* [Problem statement] Update the rows below by replacing every occurrence of "x-tick-label" with "x-axis-tick", leaving all other text unchanged.

* [Entries supplied]
--------------------------------
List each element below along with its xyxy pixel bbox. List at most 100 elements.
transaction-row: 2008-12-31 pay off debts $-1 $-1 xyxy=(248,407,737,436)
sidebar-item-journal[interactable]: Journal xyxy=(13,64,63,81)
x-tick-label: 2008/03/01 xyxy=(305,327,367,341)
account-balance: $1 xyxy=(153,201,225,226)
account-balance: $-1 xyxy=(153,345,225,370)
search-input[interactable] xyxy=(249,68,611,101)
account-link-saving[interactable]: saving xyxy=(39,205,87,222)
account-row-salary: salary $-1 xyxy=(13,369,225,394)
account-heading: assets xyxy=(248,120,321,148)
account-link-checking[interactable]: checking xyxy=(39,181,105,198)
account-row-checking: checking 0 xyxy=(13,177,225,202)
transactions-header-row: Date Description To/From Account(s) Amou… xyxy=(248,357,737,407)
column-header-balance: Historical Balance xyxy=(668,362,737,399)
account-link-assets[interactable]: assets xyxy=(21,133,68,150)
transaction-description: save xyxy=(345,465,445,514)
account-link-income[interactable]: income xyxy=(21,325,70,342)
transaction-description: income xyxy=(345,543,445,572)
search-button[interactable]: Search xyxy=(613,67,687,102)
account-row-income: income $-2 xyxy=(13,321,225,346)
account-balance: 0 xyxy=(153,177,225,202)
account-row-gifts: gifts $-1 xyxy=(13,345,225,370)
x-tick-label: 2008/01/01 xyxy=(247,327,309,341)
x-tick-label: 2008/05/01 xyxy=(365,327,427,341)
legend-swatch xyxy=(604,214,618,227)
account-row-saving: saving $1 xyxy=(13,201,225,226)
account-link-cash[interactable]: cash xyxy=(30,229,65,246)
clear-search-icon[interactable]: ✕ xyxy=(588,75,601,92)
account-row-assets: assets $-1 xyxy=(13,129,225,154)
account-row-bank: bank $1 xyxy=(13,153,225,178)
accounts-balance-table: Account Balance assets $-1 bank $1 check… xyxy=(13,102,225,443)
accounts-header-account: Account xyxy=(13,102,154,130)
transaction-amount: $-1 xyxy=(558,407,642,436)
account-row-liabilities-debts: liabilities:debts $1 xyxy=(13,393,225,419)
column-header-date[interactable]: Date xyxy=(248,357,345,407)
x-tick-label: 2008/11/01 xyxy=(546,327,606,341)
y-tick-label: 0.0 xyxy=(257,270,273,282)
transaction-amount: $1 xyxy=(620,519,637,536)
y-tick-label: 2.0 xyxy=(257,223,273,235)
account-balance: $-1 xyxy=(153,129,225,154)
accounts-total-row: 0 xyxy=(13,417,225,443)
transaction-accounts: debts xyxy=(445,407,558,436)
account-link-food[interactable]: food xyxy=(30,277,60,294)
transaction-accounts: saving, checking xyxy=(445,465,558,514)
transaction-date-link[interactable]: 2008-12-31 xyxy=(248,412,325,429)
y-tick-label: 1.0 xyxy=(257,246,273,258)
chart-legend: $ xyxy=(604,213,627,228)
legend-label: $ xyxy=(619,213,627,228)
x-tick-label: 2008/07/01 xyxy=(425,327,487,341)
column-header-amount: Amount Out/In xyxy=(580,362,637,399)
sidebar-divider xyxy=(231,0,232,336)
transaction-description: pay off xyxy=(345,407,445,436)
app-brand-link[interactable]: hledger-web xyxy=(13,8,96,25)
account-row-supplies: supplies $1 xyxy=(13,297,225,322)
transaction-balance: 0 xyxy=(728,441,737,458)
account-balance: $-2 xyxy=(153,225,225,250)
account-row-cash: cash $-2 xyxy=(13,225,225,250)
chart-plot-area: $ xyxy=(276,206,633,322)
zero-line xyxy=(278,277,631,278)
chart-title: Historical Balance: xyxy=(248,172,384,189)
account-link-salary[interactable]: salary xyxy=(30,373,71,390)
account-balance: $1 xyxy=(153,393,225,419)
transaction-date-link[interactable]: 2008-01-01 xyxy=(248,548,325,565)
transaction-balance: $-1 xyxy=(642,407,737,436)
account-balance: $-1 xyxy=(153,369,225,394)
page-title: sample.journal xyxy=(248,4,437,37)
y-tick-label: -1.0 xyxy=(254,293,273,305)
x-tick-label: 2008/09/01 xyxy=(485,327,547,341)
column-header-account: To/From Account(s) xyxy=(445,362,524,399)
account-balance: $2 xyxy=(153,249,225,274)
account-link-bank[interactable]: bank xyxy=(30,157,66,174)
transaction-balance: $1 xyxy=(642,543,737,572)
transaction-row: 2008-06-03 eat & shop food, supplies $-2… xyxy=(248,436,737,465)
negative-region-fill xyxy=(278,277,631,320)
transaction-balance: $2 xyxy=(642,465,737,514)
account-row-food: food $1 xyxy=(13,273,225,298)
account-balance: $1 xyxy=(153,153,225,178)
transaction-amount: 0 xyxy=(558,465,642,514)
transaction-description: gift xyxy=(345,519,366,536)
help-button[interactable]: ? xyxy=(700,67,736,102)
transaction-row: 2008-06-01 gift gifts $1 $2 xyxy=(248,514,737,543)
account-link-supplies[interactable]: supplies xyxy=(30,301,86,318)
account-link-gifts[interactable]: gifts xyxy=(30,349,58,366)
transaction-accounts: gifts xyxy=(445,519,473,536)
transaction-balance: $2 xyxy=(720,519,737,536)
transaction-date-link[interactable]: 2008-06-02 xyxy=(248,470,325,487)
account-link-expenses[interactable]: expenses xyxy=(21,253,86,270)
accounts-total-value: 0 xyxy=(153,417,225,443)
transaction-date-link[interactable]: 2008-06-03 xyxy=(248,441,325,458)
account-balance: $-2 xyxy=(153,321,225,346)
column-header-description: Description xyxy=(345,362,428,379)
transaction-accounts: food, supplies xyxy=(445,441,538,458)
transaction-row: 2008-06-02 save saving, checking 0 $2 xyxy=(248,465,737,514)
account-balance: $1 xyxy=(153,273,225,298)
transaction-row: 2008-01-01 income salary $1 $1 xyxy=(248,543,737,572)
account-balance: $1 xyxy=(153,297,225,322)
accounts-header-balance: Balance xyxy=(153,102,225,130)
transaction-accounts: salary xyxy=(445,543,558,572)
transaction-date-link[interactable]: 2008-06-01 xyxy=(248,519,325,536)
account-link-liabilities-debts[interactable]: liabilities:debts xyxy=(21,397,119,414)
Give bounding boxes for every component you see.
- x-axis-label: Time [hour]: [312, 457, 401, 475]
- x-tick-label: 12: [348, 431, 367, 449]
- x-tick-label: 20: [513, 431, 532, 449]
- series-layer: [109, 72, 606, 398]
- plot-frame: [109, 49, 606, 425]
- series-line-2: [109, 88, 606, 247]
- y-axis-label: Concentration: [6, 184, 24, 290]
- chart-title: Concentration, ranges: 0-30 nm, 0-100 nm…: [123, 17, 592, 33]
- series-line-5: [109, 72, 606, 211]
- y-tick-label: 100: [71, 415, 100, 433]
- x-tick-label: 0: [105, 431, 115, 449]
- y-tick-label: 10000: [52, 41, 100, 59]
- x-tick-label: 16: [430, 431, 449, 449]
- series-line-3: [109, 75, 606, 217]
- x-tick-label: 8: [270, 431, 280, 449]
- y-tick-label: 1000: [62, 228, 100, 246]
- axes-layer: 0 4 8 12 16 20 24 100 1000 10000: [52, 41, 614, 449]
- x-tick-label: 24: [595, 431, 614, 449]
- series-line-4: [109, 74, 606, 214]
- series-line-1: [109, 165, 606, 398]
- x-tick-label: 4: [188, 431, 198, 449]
--------------------------------
* [Answer to this problem]
List each element below along with its xyxy pixel bbox. List at most 100 elements.
transaction-row: 2008-12-31 pay off debts $-1 $-1 xyxy=(248,407,737,436)
sidebar-item-journal[interactable]: Journal xyxy=(13,64,63,81)
x-axis-tick: 2008/03/01 xyxy=(305,327,367,341)
account-balance: $1 xyxy=(153,201,225,226)
account-balance: $-1 xyxy=(153,345,225,370)
search-input[interactable] xyxy=(249,68,611,101)
account-link-saving[interactable]: saving xyxy=(39,205,87,222)
account-row-salary: salary $-1 xyxy=(13,369,225,394)
account-heading: assets xyxy=(248,120,321,148)
account-link-checking[interactable]: checking xyxy=(39,181,105,198)
account-row-checking: checking 0 xyxy=(13,177,225,202)
transactions-header-row: Date Description To/From Account(s) Amou… xyxy=(248,357,737,407)
column-header-balance: Historical Balance xyxy=(668,362,737,399)
account-link-assets[interactable]: assets xyxy=(21,133,68,150)
transaction-description: save xyxy=(345,465,445,514)
account-link-income[interactable]: income xyxy=(21,325,70,342)
transaction-description: income xyxy=(345,543,445,572)
search-button[interactable]: Search xyxy=(613,67,687,102)
account-row-income: income $-2 xyxy=(13,321,225,346)
account-balance: 0 xyxy=(153,177,225,202)
account-row-gifts: gifts $-1 xyxy=(13,345,225,370)
x-axis-tick: 2008/01/01 xyxy=(247,327,309,341)
x-axis-tick: 2008/05/01 xyxy=(365,327,427,341)
legend-swatch xyxy=(604,214,618,227)
account-row-saving: saving $1 xyxy=(13,201,225,226)
account-link-cash[interactable]: cash xyxy=(30,229,65,246)
clear-search-icon[interactable]: ✕ xyxy=(588,75,601,92)
account-row-assets: assets $-1 xyxy=(13,129,225,154)
account-row-bank: bank $1 xyxy=(13,153,225,178)
accounts-balance-table: Account Balance assets $-1 bank $1 check… xyxy=(13,102,225,443)
accounts-header-account: Account xyxy=(13,102,154,130)
transaction-amount: $-1 xyxy=(558,407,642,436)
account-row-liabilities-debts: liabilities:debts $1 xyxy=(13,393,225,419)
column-header-date[interactable]: Date xyxy=(248,357,345,407)
x-axis-tick: 2008/11/01 xyxy=(546,327,606,341)
y-tick-label: 0.0 xyxy=(257,270,273,282)
transaction-amount: $1 xyxy=(620,519,637,536)
y-tick-label: 2.0 xyxy=(257,223,273,235)
account-balance: $-1 xyxy=(153,129,225,154)
accounts-total-row: 0 xyxy=(13,417,225,443)
transaction-accounts: debts xyxy=(445,407,558,436)
account-link-food[interactable]: food xyxy=(30,277,60,294)
transaction-accounts: saving, checking xyxy=(445,465,558,514)
transaction-date-link[interactable]: 2008-12-31 xyxy=(248,412,325,429)
y-tick-label: 1.0 xyxy=(257,246,273,258)
chart-legend: $ xyxy=(604,213,627,228)
legend-label: $ xyxy=(619,213,627,228)
x-axis-tick: 2008/07/01 xyxy=(425,327,487,341)
column-header-amount: Amount Out/In xyxy=(580,362,637,399)
sidebar-divider xyxy=(231,0,232,336)
transaction-description: pay off xyxy=(345,407,445,436)
app-brand-link[interactable]: hledger-web xyxy=(13,8,96,25)
account-row-supplies: supplies $1 xyxy=(13,297,225,322)
transaction-balance: 0 xyxy=(728,441,737,458)
account-balance: $-2 xyxy=(153,225,225,250)
account-row-cash: cash $-2 xyxy=(13,225,225,250)
chart-plot-area: $ xyxy=(276,206,633,322)
zero-line xyxy=(278,277,631,278)
chart-title: Historical Balance: xyxy=(248,172,384,189)
account-link-salary[interactable]: salary xyxy=(30,373,71,390)
account-balance: $1 xyxy=(153,393,225,419)
transaction-date-link[interactable]: 2008-01-01 xyxy=(248,548,325,565)
transaction-balance: $-1 xyxy=(642,407,737,436)
account-balance: $-1 xyxy=(153,369,225,394)
page-title: sample.journal xyxy=(248,4,437,37)
y-tick-label: -1.0 xyxy=(254,293,273,305)
x-axis-tick: 2008/09/01 xyxy=(485,327,547,341)
column-header-account: To/From Account(s) xyxy=(445,362,524,399)
account-balance: $2 xyxy=(153,249,225,274)
account-link-bank[interactable]: bank xyxy=(30,157,66,174)
transaction-balance: $1 xyxy=(642,543,737,572)
transaction-row: 2008-06-03 eat & shop food, supplies $-2… xyxy=(248,436,737,465)
negative-region-fill xyxy=(278,277,631,320)
transaction-balance: $2 xyxy=(642,465,737,514)
account-row-food: food $1 xyxy=(13,273,225,298)
account-balance: $1 xyxy=(153,153,225,178)
transaction-amount: 0 xyxy=(558,465,642,514)
transaction-description: gift xyxy=(345,519,366,536)
help-button[interactable]: ? xyxy=(700,67,736,102)
transaction-row: 2008-06-01 gift gifts $1 $2 xyxy=(248,514,737,543)
account-link-supplies[interactable]: supplies xyxy=(30,301,86,318)
account-link-gifts[interactable]: gifts xyxy=(30,349,58,366)
transaction-accounts: gifts xyxy=(445,519,473,536)
transaction-balance: $2 xyxy=(720,519,737,536)
transaction-date-link[interactable]: 2008-06-02 xyxy=(248,470,325,487)
account-link-expenses[interactable]: expenses xyxy=(21,253,86,270)
accounts-total-value: 0 xyxy=(153,417,225,443)
transaction-date-link[interactable]: 2008-06-03 xyxy=(248,441,325,458)
account-balance: $-2 xyxy=(153,321,225,346)
column-header-description: Description xyxy=(345,362,428,379)
transaction-accounts: food, supplies xyxy=(445,441,538,458)
transaction-row: 2008-06-02 save saving, checking 0 $2 xyxy=(248,465,737,514)
account-balance: $1 xyxy=(153,273,225,298)
transaction-row: 2008-01-01 income salary $1 $1 xyxy=(248,543,737,572)
account-balance: $1 xyxy=(153,297,225,322)
accounts-header-balance: Balance xyxy=(153,102,225,130)
transaction-accounts: salary xyxy=(445,543,558,572)
transaction-date-link[interactable]: 2008-06-01 xyxy=(248,519,325,536)
account-link-liabilities-debts[interactable]: liabilities:debts xyxy=(21,397,119,414)
Give bounding boxes for every component you see.
- x-axis-label: Time [hour]: [312, 457, 401, 475]
- x-axis-tick: 12: [348, 431, 367, 449]
- x-axis-tick: 20: [513, 431, 532, 449]
- series-layer: [109, 72, 606, 398]
- plot-frame: [109, 49, 606, 425]
- series-line-2: [109, 88, 606, 247]
- y-axis-label: Concentration: [6, 184, 24, 290]
- chart-title: Concentration, ranges: 0-30 nm, 0-100 nm…: [123, 17, 592, 33]
- series-line-5: [109, 72, 606, 211]
- y-tick-label: 100: [71, 415, 100, 433]
- x-axis-tick: 0: [105, 431, 115, 449]
- y-tick-label: 10000: [52, 41, 100, 59]
- x-axis-tick: 16: [430, 431, 449, 449]
- series-line-3: [109, 75, 606, 217]
- x-axis-tick: 8: [270, 431, 280, 449]
- y-tick-label: 1000: [62, 228, 100, 246]
- axes-layer: 0 4 8 12 16 20 24 100 1000 10000: [52, 41, 614, 449]
- x-axis-tick: 24: [595, 431, 614, 449]
- series-line-4: [109, 74, 606, 214]
- series-line-1: [109, 165, 606, 398]
- x-axis-tick: 4: [188, 431, 198, 449]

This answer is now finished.